# [REQUIREMENTS]
Could you transcribe the material below exactly, without leaving out a single line?

# [Figure record listings]
========
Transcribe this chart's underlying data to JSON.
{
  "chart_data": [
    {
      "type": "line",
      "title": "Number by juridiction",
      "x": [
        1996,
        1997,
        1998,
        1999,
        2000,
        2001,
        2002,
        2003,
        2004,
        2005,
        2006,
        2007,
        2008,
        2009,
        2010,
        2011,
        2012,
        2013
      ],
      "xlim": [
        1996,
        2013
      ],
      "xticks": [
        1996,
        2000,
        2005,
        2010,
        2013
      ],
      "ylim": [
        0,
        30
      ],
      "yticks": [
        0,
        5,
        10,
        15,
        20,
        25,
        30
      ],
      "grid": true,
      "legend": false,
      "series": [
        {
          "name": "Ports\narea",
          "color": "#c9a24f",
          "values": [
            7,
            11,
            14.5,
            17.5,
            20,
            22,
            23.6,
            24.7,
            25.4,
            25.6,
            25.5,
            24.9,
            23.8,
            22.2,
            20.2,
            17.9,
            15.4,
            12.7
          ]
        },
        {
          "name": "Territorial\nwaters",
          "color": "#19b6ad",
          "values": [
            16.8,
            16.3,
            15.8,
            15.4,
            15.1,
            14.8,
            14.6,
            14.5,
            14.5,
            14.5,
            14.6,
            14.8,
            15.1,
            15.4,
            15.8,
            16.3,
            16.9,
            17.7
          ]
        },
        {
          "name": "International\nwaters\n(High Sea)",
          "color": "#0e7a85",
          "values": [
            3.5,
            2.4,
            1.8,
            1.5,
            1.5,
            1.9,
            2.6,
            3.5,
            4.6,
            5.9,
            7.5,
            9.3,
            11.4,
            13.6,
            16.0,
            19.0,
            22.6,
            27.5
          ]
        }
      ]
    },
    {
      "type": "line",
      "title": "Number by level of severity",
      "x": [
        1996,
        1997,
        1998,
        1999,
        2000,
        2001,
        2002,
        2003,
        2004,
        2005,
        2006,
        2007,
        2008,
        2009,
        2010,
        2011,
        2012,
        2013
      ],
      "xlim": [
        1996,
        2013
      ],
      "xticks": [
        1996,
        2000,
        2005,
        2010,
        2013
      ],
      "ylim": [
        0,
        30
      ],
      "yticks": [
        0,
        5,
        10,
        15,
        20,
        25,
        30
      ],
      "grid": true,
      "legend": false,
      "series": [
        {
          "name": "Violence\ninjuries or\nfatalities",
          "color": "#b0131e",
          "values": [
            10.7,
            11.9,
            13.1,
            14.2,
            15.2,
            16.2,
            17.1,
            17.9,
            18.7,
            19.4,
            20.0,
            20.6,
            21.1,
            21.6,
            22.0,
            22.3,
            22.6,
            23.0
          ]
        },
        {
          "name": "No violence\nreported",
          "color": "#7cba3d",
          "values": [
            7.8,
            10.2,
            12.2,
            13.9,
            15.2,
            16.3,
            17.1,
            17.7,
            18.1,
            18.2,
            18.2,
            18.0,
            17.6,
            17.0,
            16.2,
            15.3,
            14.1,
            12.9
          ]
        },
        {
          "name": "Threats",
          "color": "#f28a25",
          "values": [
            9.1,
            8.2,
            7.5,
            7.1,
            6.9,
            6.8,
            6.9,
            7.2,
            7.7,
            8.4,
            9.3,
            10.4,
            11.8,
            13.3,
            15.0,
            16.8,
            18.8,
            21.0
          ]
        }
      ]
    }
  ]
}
========
# [REPLY]
Transcribe this chart's underlying data to JSON.
{
  "chart_data": [
    {
      "type": "line",
      "title": "Number by juridiction",
      "x": [
        1996,
        1997,
        1998,
        1999,
        2000,
        2001,
        2002,
        2003,
        2004,
        2005,
        2006,
        2007,
        2008,
        2009,
        2010,
        2011,
        2012,
        2013
      ],
      "xlim": [
        1996,
        2013
      ],
      "xticks": [
        1996,
        2000,
        2005,
        2010,
        2013
      ],
      "ylim": [
        0,
        30
      ],
      "yticks": [
        0,
        5,
        10,
        15,
        20,
        25,
        30
      ],
      "grid": true,
      "legend": false,
      "series": [
        {
          "name": "Ports\narea",
          "color": "#c9a24f",
          "values": [
            7,
            11,
            14.5,
            17.5,
            20,
            22,
            23.6,
            24.7,
            25.4,
            25.6,
            25.5,
            24.9,
            23.8,
            22.2,
            20.2,
            17.9,
            15.4,
            12.7
          ]
        },
        {
          "name": "Territorial\nwaters",
          "color": "#19b6ad",
          "values": [
            16.8,
            16.3,
            15.8,
            15.4,
            15.1,
            14.8,
            14.6,
            14.5,
            14.5,
            14.5,
            14.6,
            14.8,
            15.1,
            15.4,
            15.8,
            16.3,
            16.9,
            17.7
          ]
        },
        {
          "name": "International\nwaters\n(High Sea)",
          "color": "#0e7a85",
          "values": [
            3.5,
            2.4,
            1.8,
            1.5,
            1.5,
            1.9,
            2.6,
            3.5,
            4.6,
            5.9,
            7.5,
            9.3,
            11.4,
            13.6,
            16.0,
            19.0,
            22.6,
            27.5
          ]
        }
      ]
    },
    {
      "type": "line",
      "title": "Number by level of severity",
      "x": [
        1996,
        1997,
        1998,
        1999,
        2000,
        2001,
        2002,
        2003,
        2004,
        2005,
        2006,
        2007,
        2008,
        2009,
        2010,
        2011,
        2012,
        2013
      ],
      "xlim": [
        1996,
        2013
      ],
      "xticks": [
        1996,
        2000,
        2005,
        2010,
        2013
      ],
      "ylim": [
        0,
        30
      ],
      "yticks": [
        0,
        5,
        10,
        15,
        20,
        25,
        30
      ],
      "grid": true,
      "legend": false,
      "series": [
        {
          "name": "Violence\ninjuries or\nfatalities",
          "color": "#b0131e",
          "values": [
            10.7,
            11.9,
            13.1,
            14.2,
            15.2,
            16.2,
            17.1,
            17.9,
            18.7,
            19.4,
            20.0,
            20.6,
            21.1,
            21.6,
            22.0,
            22.3,
            22.6,
            23.0
          ]
        },
        {
          "name": "No violence\nreported",
          "color": "#7cba3d",
          "values": [
            7.8,
            10.2,
            12.2,
            13.9,
            15.2,
            16.3,
            17.1,
            17.7,
            18.1,
            18.2,
            18.2,
            18.0,
            17.6,
            17.0,
            16.2,
            15.3,
            14.1,
            12.9
          ]
        },
        {
          "name": "Threats",
          "color": "#f28a25",
          "values": [
            9.1,
            8.2,
            7.5,
            7.1,
            6.9,
            6.8,
            6.9,
            7.2,
            7.7,
            8.4,
            9.3,
            10.4,
            11.8,
            13.3,
            15.0,
            16.8,
            18.8,
            21.0
          ]
        }
      ]
    }
  ]
}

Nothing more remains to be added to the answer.